Problem to work on: Examine the material below. Gather every line in which the string "inter" appears.
--- Information supplied ---
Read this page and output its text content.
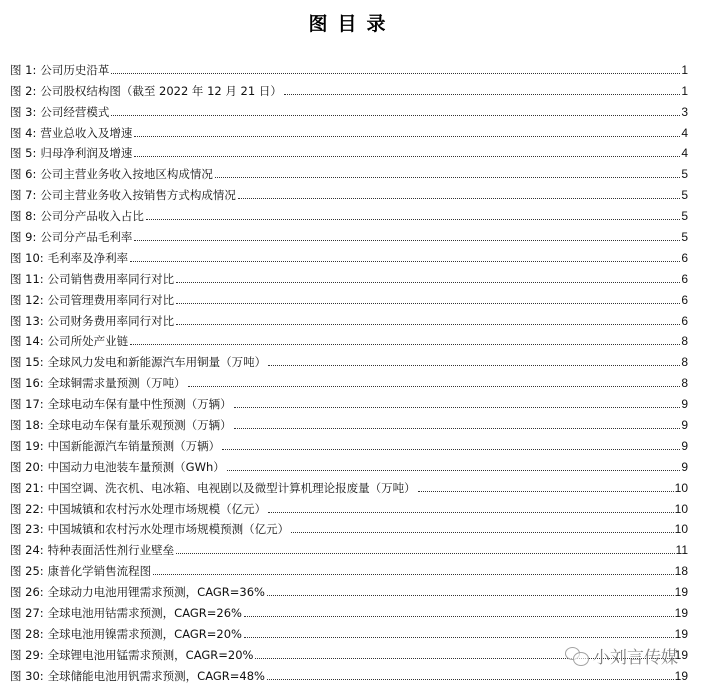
图目录
图 1: 公司历史沿革	1
图 2: 公司股权结构图（截至 2022 年 12 月 21 日）	1
图 3: 公司经营模式	3
图 4: 营业总收入及增速	4
图 5: 归母净利润及增速	4
图 6: 公司主营业务收入按地区构成情况	5
图 7: 公司主营业务收入按销售方式构成情况	5
图 8: 公司分产品收入占比	5
图 9: 公司分产品毛利率	5
图 10: 毛利率及净利率	6
图 11: 公司销售费用率同行对比	6
图 12: 公司管理费用率同行对比	6
图 13: 公司财务费用率同行对比	6
图 14: 公司所处产业链	8
图 15: 全球风力发电和新能源汽车用铜量（万吨）	8
图 16: 全球铜需求量预测（万吨）	8
图 17: 全球电动车保有量中性预测（万辆）	9
图 18: 全球电动车保有量乐观预测（万辆）	9
图 19: 中国新能源汽车销量预测（万辆）	9
图 20: 中国动力电池装车量预测（GWh）	9
图 21: 中国空调、洗衣机、电冰箱、电视剧以及微型计算机理论报废量（万吨）	10
图 22: 中国城镇和农村污水处理市场规模（亿元）	10
图 23: 中国城镇和农村污水处理市场规模预测（亿元）	10
图 24: 特种表面活性剂行业壁垒	11
图 25: 康普化学销售流程图	18
图 26: 全球动力电池用锂需求预测，CAGR=36%	19
图 27: 全球电池用钴需求预测，CAGR=26%	19
图 28: 全球电池用镍需求预测，CAGR=20%	19
图 29: 全球锂电池用锰需求预测，CAGR=20%	19
图 30: 全球储能电池用钒需求预测，CAGR=48%	19
小刘言传媒
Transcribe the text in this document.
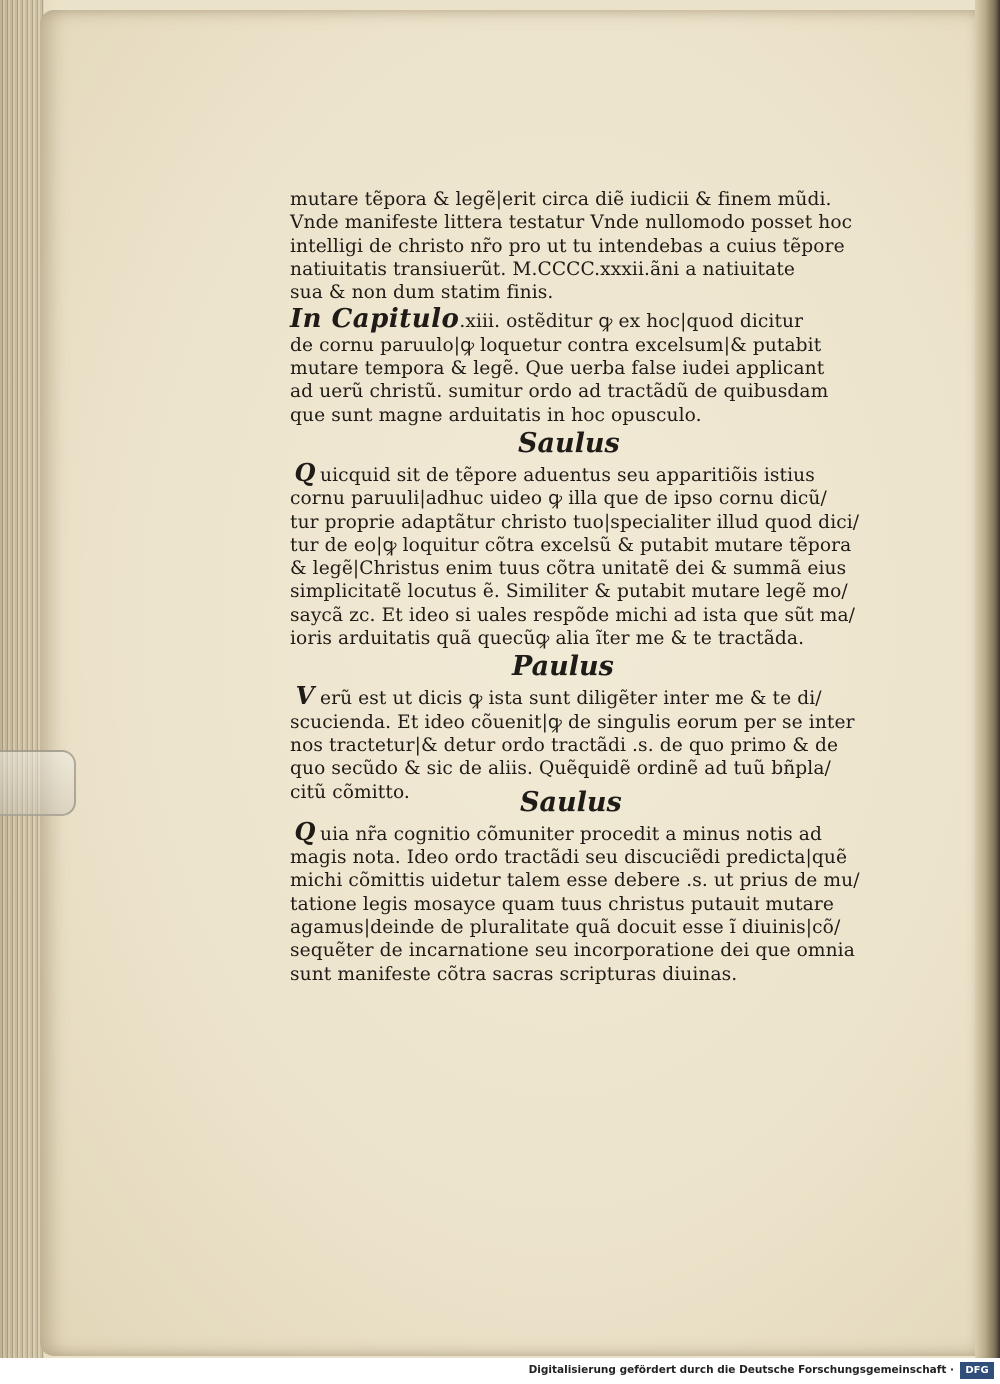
mutare tẽpora & legẽ|erit circa diẽ iudicii & finem mũdi.
Vnde manifeste littera testatur Vnde nullomodo posset hoc
intelligi de christo nr̃o pro ut tu intendebas a cuius tẽpore
natiuitatis transiuerũt. M.CCCC.xxxii.ãni a natiuitate
sua & non dum statim finis.
In Capitulo.xiii. ostẽditur ꝙ ex hoc|quod dicitur
de cornu paruulo|ꝙ loquetur contra excelsum|& putabit
mutare tempora & legẽ. Que uerba false iudei applicant
ad uerũ christũ. sumitur ordo ad tractãdũ de quibusdam
que sunt magne arduitatis in hoc opusculo.
Saulus
Q uicquid sit de tẽpore aduentus seu apparitiõis istius
cornu paruuli|adhuc uideo ꝙ illa que de ipso cornu dicũ/
tur proprie adaptãtur christo tuo|specialiter illud quod dici/
tur de eo|ꝙ loquitur cõtra excelsũ & putabit mutare tẽpora
& legẽ|Christus enim tuus cõtra unitatẽ dei & summã eius
simplicitatẽ locutus ẽ. Similiter & putabit mutare legẽ mo/
saycã zc. Et ideo si uales respõde michi ad ista que sũt ma/
ioris arduitatis quã quecũꝙ alia ĩter me & te tractãda.
Paulus
V erũ est ut dicis ꝙ ista sunt diligẽter inter me & te di/
scucienda. Et ideo cõuenit|ꝙ de singulis eorum per se inter
nos tractetur|& detur ordo tractãdi .s. de quo primo & de
quo secũdo & sic de aliis. Quẽquidẽ ordinẽ ad tuũ bñpla/
citũ cõmitto.	Saulus
Q uia nr̃a cognitio cõmuniter procedit a minus notis ad
magis nota. Ideo ordo tractãdi seu discuciẽdi predicta|quẽ
michi cõmittis uidetur talem esse debere .s. ut prius de mu/
tatione legis mosayce quam tuus christus putauit mutare
agamus|deinde de pluralitate quã docuit esse ĩ diuinis|cõ/
sequẽter de incarnatione seu incorporatione dei que omnia
sunt manifeste cõtra sacras scripturas diuinas.
Digitalisierung gefördert durch die Deutsche Forschungsgemeinschaft ·	DFG
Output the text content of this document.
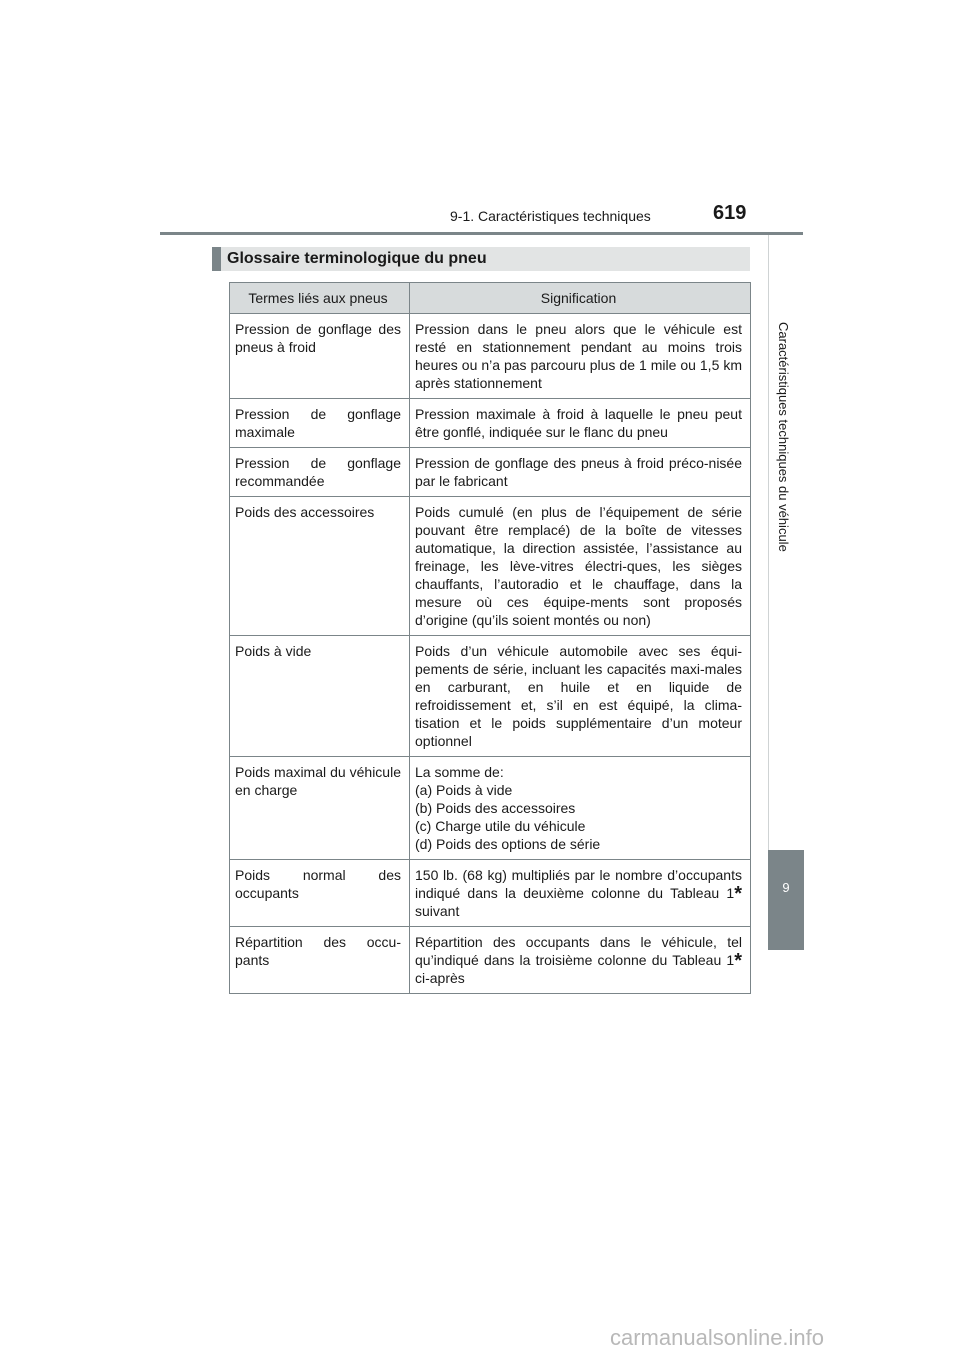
9-1. Caractéristiques techniques	619
Caractéristiques techniques du véhicule
9
Glossaire terminologique du pneu
Termes liés aux pneus	Signification
Pression de gonflage des pneus à froid	Pression dans le pneu alors que le véhicule est resté en stationnement pendant au moins trois heures ou n’a pas parcouru plus de 1 mile ou 1,5 km après stationnement
Pression de gonflage maximale	Pression maximale à froid à laquelle le pneu peut être gonflé, indiquée sur le flanc du pneu
Pression de gonflage recommandée	Pression de gonflage des pneus à froid préco-nisée par le fabricant
Poids des accessoires	Poids cumulé (en plus de l’équipement de série pouvant être remplacé) de la boîte de vitesses automatique, la direction assistée, l’assistance au freinage, les lève-vitres électri-ques, les sièges chauffants, l’autoradio et le chauffage, dans la mesure où ces équipe-ments sont proposés d’origine (qu’ils soient montés ou non)
Poids à vide	Poids d’un véhicule automobile avec ses équi-pements de série, incluant les capacités maxi-males en carburant, en huile et en liquide de refroidissement et, s’il en est équipé, la clima-tisation et le poids supplémentaire d’un moteur optionnel
Poids maximal du véhicule en charge	La somme de:
(a) Poids à vide
(b) Poids des accessoires
(c) Charge utile du véhicule
(d) Poids des options de série

Poids normal des occupants	150 lb. (68 kg) multipliés par le nombre d’occupants indiqué dans la deuxième colonne du Tableau 1* suivant
Répartition des occu-pants	Répartition des occupants dans le véhicule, tel qu’indiqué dans la troisième colonne du Tableau 1* ci-après
carmanualsonline.info
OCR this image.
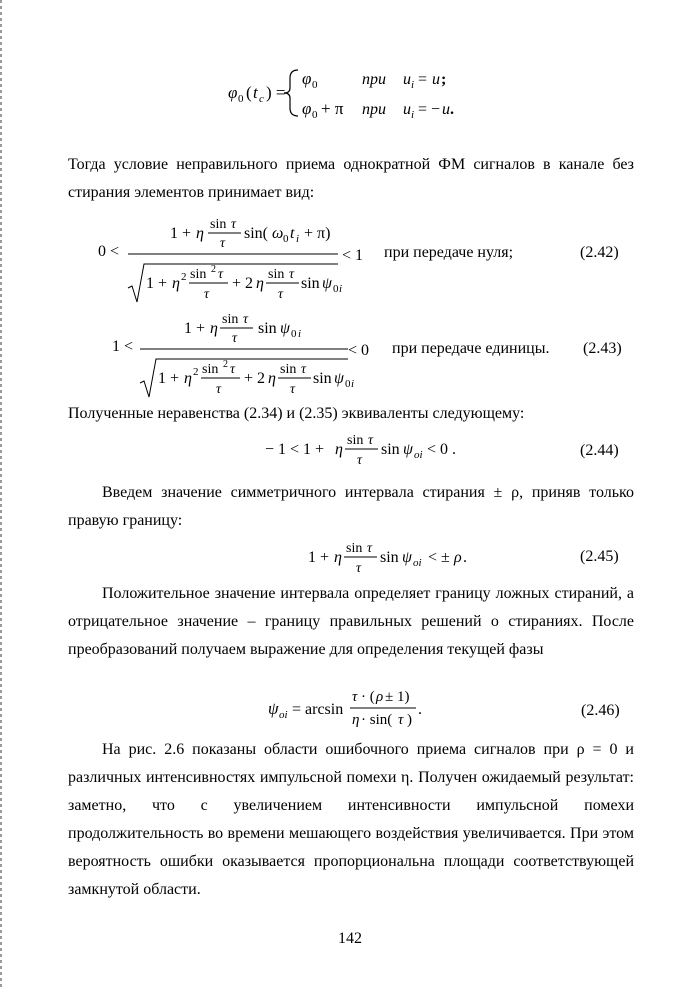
φ 0 ( t c ) =
φ 0	при u i = u ;
φ 0 + π при u i = − u .
Тогда условие неправильного приема однократной ФМ сигналов в канале без стирания элементов принимает вид:
0 <
1 + η
sin τ
τ
sin( ω 0 t i + π)
< 1
1 + η 2 sin 2 τ
τ
+ 2 η
sin τ
τ
sin ψ 0 i
при передаче нуля;	(2.42)
1 <
1 + η
sin τ
τ
sin ψ 0 i
< 0
1 + η 2 sin 2 τ
τ
+ 2 η
sin τ
τ
sin ψ 0 i
при передаче единицы. (2.43)
Полученные неравенства (2.34) и (2.35) эквиваленты следующему:
− 1 < 1 + η
sin τ
τ
sin ψ oi < 0 .	(2.44)
Введем значение симметричного интервала стирания ± ρ, приняв только правую границу:
1 + η
sin τ
τ
sin ψ oi < ± ρ .	(2.45)
Положительное значение интервала определяет границу ложных стираний, а отрицательное значение – границу правильных решений о стираниях. После преобразований получаем выражение для определения текущей фазы
ψ oi = arcsin
τ · ( ρ ± 1)
η · sin( τ )
.	(2.46)
На рис. 2.6 показаны области ошибочного приема сигналов при ρ = 0 и различных интенсивностях импульсной помехи η. Получен ожидаемый результат: заметно, что с увеличением интенсивности импульсной помехи продолжительность во времени мешающего воздействия увеличивается. При этом вероятность ошибки оказывается пропорциональна площади соответствующей замкнутой области.
142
---
Solution for this problem:
V erũ est ut dicis ꝙ ista sunt diligẽter inter me & te di/
scucienda. Et ideo cõuenit|ꝙ de singulis eorum per se inter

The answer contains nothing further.